*WORK REQUIRED*
Find and return each line containing "改善睡眠".

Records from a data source
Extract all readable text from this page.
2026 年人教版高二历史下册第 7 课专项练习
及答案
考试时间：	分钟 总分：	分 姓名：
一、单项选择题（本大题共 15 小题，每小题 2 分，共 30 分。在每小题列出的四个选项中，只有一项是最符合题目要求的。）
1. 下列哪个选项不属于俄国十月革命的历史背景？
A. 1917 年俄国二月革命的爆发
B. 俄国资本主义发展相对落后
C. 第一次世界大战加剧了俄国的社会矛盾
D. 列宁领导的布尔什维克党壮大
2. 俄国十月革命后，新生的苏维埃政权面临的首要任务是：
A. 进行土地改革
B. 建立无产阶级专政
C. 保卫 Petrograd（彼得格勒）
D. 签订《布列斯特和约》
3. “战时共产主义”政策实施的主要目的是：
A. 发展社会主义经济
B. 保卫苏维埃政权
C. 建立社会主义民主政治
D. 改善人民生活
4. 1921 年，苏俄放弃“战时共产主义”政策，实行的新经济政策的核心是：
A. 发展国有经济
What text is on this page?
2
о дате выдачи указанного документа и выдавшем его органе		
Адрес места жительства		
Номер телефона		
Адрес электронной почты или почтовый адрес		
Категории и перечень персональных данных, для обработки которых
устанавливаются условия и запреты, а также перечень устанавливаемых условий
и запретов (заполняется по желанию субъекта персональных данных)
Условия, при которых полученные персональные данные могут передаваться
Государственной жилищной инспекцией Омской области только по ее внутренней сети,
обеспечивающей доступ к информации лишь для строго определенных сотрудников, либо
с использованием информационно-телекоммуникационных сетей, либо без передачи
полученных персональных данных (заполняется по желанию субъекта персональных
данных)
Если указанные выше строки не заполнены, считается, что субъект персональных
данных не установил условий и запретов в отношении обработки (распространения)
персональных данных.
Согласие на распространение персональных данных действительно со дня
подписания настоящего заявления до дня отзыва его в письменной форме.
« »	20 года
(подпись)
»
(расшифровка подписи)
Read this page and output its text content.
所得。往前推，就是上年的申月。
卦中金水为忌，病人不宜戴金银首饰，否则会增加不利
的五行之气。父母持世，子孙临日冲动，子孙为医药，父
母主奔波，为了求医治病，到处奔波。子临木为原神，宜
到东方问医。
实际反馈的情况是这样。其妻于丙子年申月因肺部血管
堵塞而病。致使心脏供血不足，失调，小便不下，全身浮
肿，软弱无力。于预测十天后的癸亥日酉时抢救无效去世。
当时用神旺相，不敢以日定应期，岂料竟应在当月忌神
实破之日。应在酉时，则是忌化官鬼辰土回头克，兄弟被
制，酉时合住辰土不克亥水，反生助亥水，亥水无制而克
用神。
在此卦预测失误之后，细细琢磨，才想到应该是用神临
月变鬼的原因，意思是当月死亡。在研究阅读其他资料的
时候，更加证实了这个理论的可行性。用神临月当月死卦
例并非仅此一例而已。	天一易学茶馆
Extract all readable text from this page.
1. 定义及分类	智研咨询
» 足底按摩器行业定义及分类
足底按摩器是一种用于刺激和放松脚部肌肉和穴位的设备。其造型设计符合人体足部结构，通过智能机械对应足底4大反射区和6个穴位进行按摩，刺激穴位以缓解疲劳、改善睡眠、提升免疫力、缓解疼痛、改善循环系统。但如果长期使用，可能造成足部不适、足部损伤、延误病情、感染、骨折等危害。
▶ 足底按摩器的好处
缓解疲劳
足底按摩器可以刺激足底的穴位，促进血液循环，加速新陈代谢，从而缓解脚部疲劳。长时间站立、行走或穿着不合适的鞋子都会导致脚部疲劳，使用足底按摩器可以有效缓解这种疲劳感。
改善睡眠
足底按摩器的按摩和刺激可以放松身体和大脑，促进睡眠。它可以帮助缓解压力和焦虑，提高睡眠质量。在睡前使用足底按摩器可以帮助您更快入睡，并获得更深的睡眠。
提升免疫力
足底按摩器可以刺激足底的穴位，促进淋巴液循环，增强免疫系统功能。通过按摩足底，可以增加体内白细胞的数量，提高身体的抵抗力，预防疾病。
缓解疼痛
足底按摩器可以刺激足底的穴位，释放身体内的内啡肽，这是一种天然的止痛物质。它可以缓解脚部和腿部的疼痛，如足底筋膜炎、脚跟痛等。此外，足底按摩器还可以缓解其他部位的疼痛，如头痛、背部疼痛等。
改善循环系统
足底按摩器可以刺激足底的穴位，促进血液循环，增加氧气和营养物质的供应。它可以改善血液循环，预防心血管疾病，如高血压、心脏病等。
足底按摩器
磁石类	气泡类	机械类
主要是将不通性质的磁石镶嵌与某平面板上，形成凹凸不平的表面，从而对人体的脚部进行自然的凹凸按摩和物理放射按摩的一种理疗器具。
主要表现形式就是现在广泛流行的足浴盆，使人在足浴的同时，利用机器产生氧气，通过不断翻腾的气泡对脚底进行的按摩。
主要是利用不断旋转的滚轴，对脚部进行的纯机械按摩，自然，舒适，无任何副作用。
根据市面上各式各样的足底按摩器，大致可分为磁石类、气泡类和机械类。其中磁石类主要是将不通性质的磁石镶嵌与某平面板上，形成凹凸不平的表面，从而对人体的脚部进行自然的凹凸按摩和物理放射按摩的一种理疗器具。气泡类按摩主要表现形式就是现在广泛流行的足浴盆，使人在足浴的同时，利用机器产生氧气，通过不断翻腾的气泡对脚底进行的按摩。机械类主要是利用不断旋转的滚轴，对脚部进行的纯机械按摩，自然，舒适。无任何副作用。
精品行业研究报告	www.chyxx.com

*REPLY TO THE EXERCISE*
足底按摩器是一种用于刺激和放松脚部肌肉和穴位的设备。其造型设计符合人体足部结构，通过智能机械对应足底4大反射区和6个穴位进行按摩，刺激穴位以缓解疲劳、改善睡眠、提升免疫力、缓解疼痛、改善循环系统。但如果长期使用，可能造成足部不适、足部损伤、延误病情、感染、骨折等危害。
改善睡眠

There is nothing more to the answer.